What is needed
Find every line in the records below that holds the word "heading" and copy it.

Record list
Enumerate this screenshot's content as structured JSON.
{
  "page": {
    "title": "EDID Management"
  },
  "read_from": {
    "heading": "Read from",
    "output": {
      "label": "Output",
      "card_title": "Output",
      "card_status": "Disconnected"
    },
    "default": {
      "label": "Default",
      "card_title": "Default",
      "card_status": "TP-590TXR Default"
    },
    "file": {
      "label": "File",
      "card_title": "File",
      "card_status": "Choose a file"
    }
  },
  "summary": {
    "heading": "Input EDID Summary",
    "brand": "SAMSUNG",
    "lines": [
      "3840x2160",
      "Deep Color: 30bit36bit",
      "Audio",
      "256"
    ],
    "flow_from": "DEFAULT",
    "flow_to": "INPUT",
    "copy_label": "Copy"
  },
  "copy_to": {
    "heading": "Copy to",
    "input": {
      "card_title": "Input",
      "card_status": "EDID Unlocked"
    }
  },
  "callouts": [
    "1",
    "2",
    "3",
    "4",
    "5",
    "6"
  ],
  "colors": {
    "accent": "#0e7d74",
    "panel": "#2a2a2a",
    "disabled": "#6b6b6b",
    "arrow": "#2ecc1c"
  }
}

Response
    "heading": "Read from",
    "heading": "Input EDID Summary",
    "heading": "Copy to",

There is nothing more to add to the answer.